WHAT YOU NEED TO DO: Omit every picture while repeating the entries exactly.

+++

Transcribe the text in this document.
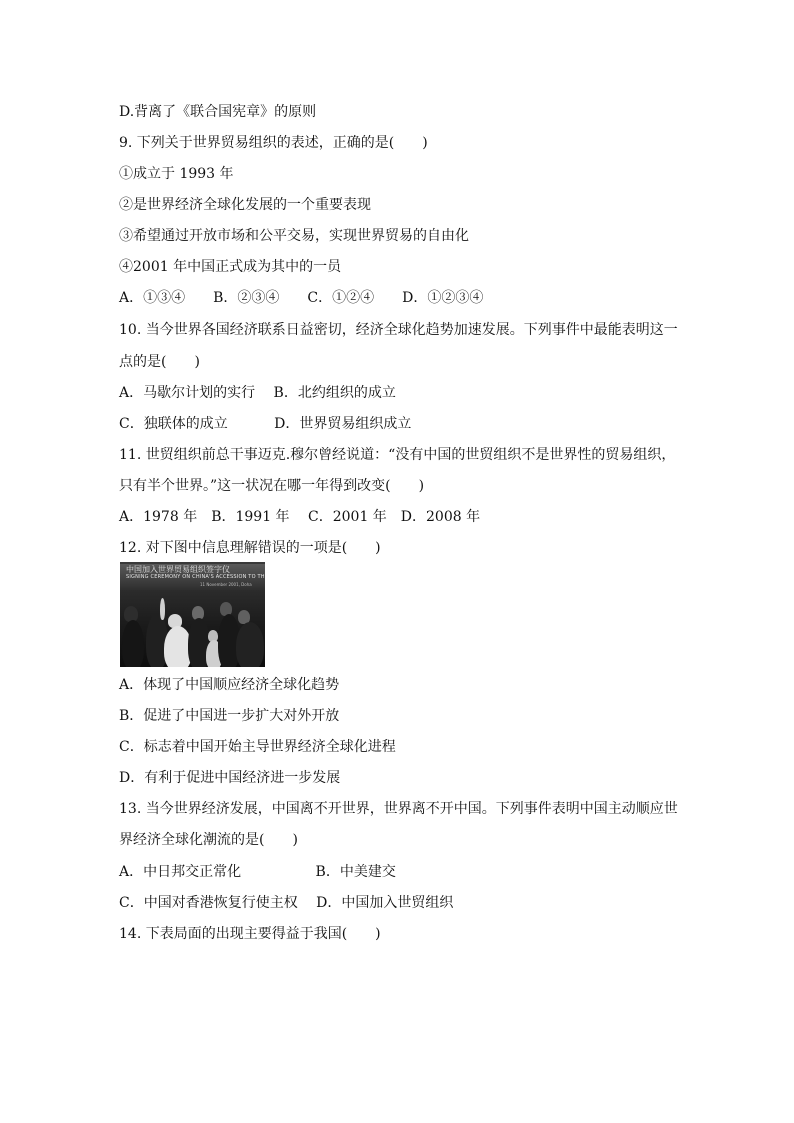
D.背离了《联合国宪章》的原则
9. 下列关于世界贸易组织的表述，正确的是(　　)
①成立于 1993 年
②是世界经济全球化发展的一个重要表现
③希望通过开放市场和公平交易，实现世界贸易的自由化
④2001 年中国正式成为其中的一员
A．①③④　　B．②③④　　C．①②④　　D．①②③④
10. 当今世界各国经济联系日益密切，经济全球化趋势加速发展。下列事件中最能表明这一
点的是(　　)
A．马歇尔计划的实行　 B．北约组织的成立
C．独联体的成立　　　 D．世界贸易组织成立
11. 世贸组织前总干事迈克.穆尔曾经说道：“没有中国的世贸组织不是世界性的贸易组织，
只有半个世界。”这一状况在哪一年得到改变(　　)
A．1978 年　B．1991 年　 C．2001 年　D．2008 年
12. 对下图中信息理解错误的一项是(　　)
中国加入世界贸易组织签字仪
SIGNING CEREMONY ON CHINA'S ACCESSION TO TH
11 November 2001, Doha
A．体现了中国顺应经济全球化趋势
B．促进了中国进一步扩大对外开放
C．标志着中国开始主导世界经济全球化进程
D．有利于促进中国经济进一步发展
13. 当今世界经济发展，中国离不开世界，世界离不开中国。下列事件表明中国主动顺应世
界经济全球化潮流的是(　　)
A．中日邦交正常化　　　　　 B．中美建交
C．中国对香港恢复行使主权　 D．中国加入世贸组织
14. 下表局面的出现主要得益于我国(　　)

+++

EXERCISE RESPONSE:
Transcribe the text in this document.
D.背离了《联合国宪章》的原则
9. 下列关于世界贸易组织的表述，正确的是(　　)
①成立于 1993 年
②是世界经济全球化发展的一个重要表现
③希望通过开放市场和公平交易，实现世界贸易的自由化
④2001 年中国正式成为其中的一员
A．①③④　　B．②③④　　C．①②④　　D．①②③④
10. 当今世界各国经济联系日益密切，经济全球化趋势加速发展。下列事件中最能表明这一
点的是(　　)
A．马歇尔计划的实行　 B．北约组织的成立
C．独联体的成立　　　 D．世界贸易组织成立
11. 世贸组织前总干事迈克.穆尔曾经说道：“没有中国的世贸组织不是世界性的贸易组织，
只有半个世界。”这一状况在哪一年得到改变(　　)
A．1978 年　B．1991 年　 C．2001 年　D．2008 年
12. 对下图中信息理解错误的一项是(　　)
中国加入世界贸易组织签字仪
SIGNING CEREMONY ON CHINA'S ACCESSION TO TH
11 November 2001, Doha
A．体现了中国顺应经济全球化趋势
B．促进了中国进一步扩大对外开放
C．标志着中国开始主导世界经济全球化进程
D．有利于促进中国经济进一步发展
13. 当今世界经济发展，中国离不开世界，世界离不开中国。下列事件表明中国主动顺应世
界经济全球化潮流的是(　　)
A．中日邦交正常化　　　　　 B．中美建交
C．中国对香港恢复行使主权　 D．中国加入世贸组织
14. 下表局面的出现主要得益于我国(　　)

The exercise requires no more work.